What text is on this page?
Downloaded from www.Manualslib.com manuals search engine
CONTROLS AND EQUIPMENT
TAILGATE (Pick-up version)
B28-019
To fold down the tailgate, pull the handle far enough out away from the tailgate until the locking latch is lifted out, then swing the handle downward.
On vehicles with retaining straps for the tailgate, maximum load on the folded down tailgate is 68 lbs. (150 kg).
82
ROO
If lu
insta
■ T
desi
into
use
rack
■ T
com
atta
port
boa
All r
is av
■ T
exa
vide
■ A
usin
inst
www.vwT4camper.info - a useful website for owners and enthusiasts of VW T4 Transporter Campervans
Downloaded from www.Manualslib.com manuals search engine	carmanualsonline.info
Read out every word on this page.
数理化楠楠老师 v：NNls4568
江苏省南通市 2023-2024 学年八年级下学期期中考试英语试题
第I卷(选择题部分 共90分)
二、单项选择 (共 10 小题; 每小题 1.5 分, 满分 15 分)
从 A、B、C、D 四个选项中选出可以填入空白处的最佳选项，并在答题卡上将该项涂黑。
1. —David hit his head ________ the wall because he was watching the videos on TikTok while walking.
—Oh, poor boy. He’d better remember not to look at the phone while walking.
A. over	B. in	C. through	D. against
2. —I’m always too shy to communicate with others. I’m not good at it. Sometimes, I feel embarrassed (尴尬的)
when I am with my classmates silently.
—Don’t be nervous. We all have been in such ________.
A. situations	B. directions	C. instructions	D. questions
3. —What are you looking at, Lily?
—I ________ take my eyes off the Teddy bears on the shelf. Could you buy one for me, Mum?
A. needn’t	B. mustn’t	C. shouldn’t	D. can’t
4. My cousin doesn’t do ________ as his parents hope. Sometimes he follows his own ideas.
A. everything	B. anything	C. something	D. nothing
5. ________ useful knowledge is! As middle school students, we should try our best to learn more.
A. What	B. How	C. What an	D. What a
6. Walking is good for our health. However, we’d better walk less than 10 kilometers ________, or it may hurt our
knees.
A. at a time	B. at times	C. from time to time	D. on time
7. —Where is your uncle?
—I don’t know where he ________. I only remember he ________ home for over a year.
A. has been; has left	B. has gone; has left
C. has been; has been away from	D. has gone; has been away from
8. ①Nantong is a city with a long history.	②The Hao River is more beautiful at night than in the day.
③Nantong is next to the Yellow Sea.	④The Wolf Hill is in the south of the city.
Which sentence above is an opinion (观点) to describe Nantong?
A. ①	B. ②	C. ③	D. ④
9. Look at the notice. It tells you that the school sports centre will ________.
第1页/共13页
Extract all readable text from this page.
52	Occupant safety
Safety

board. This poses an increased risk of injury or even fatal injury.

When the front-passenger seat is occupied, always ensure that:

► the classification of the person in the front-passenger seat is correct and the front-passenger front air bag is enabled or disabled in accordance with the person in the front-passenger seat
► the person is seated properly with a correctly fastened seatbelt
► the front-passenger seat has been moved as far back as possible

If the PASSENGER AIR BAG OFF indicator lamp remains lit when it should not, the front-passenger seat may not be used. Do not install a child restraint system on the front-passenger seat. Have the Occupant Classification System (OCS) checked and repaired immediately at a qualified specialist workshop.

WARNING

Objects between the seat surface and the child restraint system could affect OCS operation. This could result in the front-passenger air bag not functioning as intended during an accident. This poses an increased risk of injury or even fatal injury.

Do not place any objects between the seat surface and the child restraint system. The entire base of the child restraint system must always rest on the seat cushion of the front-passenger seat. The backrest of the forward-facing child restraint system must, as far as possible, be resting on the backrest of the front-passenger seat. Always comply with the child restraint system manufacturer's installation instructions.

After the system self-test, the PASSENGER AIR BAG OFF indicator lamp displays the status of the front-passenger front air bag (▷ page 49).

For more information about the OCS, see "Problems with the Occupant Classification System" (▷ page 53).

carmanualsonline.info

========================

◆ Work to be completed ◆
Repeat each entry word for word.

◆ Complete output ◆
What text is on this page?
Downloaded from www.Manualslib.com manuals search engine
CONTROLS AND EQUIPMENT
TAILGATE (Pick-up version)
B28-019
To fold down the tailgate, pull the handle far enough out away from the tailgate until the locking latch is lifted out, then swing the handle downward.
On vehicles with retaining straps for the tailgate, maximum load on the folded down tailgate is 68 lbs. (150 kg).
82
ROO
If lu
insta
■ T
desi
into
use
rack
■ T
com
atta
port
boa
All r
is av
■ T
exa
vide
■ A
usin
inst
www.vwT4camper.info - a useful website for owners and enthusiasts of VW T4 Transporter Campervans
Downloaded from www.Manualslib.com manuals search engine	carmanualsonline.info
Read out every word on this page.
数理化楠楠老师 v：NNls4568
江苏省南通市 2023-2024 学年八年级下学期期中考试英语试题
第I卷(选择题部分 共90分)
二、单项选择 (共 10 小题; 每小题 1.5 分, 满分 15 分)
从 A、B、C、D 四个选项中选出可以填入空白处的最佳选项，并在答题卡上将该项涂黑。
1. —David hit his head ________ the wall because he was watching the videos on TikTok while walking.
—Oh, poor boy. He’d better remember not to look at the phone while walking.
A. over	B. in	C. through	D. against
2. —I’m always too shy to communicate with others. I’m not good at it. Sometimes, I feel embarrassed (尴尬的)
when I am with my classmates silently.
—Don’t be nervous. We all have been in such ________.
A. situations	B. directions	C. instructions	D. questions
3. —What are you looking at, Lily?
—I ________ take my eyes off the Teddy bears on the shelf. Could you buy one for me, Mum?
A. needn’t	B. mustn’t	C. shouldn’t	D. can’t
4. My cousin doesn’t do ________ as his parents hope. Sometimes he follows his own ideas.
A. everything	B. anything	C. something	D. nothing
5. ________ useful knowledge is! As middle school students, we should try our best to learn more.
A. What	B. How	C. What an	D. What a
6. Walking is good for our health. However, we’d better walk less than 10 kilometers ________, or it may hurt our
knees.
A. at a time	B. at times	C. from time to time	D. on time
7. —Where is your uncle?
—I don’t know where he ________. I only remember he ________ home for over a year.
A. has been; has left	B. has gone; has left
C. has been; has been away from	D. has gone; has been away from
8. ①Nantong is a city with a long history.	②The Hao River is more beautiful at night than in the day.
③Nantong is next to the Yellow Sea.	④The Wolf Hill is in the south of the city.
Which sentence above is an opinion (观点) to describe Nantong?
A. ①	B. ②	C. ③	D. ④
9. Look at the notice. It tells you that the school sports centre will ________.
第1页/共13页
Extract all readable text from this page.
52	Occupant safety
Safety

board. This poses an increased risk of injury or even fatal injury.

When the front-passenger seat is occupied, always ensure that:

► the classification of the person in the front-passenger seat is correct and the front-passenger front air bag is enabled or disabled in accordance with the person in the front-passenger seat
► the person is seated properly with a correctly fastened seatbelt
► the front-passenger seat has been moved as far back as possible

If the PASSENGER AIR BAG OFF indicator lamp remains lit when it should not, the front-passenger seat may not be used. Do not install a child restraint system on the front-passenger seat. Have the Occupant Classification System (OCS) checked and repaired immediately at a qualified specialist workshop.

WARNING

Objects between the seat surface and the child restraint system could affect OCS operation. This could result in the front-passenger air bag not functioning as intended during an accident. This poses an increased risk of injury or even fatal injury.

Do not place any objects between the seat surface and the child restraint system. The entire base of the child restraint system must always rest on the seat cushion of the front-passenger seat. The backrest of the forward-facing child restraint system must, as far as possible, be resting on the backrest of the front-passenger seat. Always comply with the child restraint system manufacturer's installation instructions.

After the system self-test, the PASSENGER AIR BAG OFF indicator lamp displays the status of the front-passenger front air bag (▷ page 49).

For more information about the OCS, see "Problems with the Occupant Classification System" (▷ page 53).

carmanualsonline.info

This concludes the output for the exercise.